>> START Data entries
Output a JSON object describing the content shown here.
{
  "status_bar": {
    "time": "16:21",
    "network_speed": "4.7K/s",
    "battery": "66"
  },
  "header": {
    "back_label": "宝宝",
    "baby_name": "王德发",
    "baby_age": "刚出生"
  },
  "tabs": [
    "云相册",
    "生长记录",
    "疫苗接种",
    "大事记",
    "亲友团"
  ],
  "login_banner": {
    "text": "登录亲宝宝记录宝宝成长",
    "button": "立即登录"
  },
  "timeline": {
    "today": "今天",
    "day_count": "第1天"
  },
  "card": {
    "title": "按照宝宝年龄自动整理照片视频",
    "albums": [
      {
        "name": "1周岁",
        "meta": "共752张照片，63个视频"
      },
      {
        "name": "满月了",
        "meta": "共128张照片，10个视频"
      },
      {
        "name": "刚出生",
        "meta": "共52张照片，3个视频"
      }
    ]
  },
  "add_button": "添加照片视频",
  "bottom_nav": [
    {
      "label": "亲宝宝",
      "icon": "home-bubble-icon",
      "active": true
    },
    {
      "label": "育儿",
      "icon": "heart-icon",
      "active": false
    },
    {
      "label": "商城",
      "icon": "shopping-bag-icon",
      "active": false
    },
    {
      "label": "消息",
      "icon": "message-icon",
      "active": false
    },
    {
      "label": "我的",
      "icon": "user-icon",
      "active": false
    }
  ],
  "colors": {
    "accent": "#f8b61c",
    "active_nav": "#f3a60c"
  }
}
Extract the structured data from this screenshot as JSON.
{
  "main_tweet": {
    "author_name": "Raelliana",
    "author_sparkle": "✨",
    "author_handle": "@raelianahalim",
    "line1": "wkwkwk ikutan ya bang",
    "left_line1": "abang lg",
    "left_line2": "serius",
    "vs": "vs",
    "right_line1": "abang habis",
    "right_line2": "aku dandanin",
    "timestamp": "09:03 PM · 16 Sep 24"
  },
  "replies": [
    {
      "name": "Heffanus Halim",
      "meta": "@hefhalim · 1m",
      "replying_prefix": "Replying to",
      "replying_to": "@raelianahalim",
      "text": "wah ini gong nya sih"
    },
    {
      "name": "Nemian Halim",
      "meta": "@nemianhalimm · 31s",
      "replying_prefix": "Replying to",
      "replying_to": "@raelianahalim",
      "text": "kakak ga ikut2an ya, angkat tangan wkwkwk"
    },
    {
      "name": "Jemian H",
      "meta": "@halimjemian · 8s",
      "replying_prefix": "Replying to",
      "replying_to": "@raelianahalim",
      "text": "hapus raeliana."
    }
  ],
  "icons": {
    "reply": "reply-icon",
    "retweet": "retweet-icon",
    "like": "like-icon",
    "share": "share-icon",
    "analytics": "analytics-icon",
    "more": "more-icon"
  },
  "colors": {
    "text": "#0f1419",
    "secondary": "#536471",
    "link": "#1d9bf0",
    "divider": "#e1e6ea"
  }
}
>> END Data entries
What is required -
Pick out all lines containing the string "JSON".

Correct output -
Output a JSON object describing the content shown here.
Extract the structured data from this screenshot as JSON.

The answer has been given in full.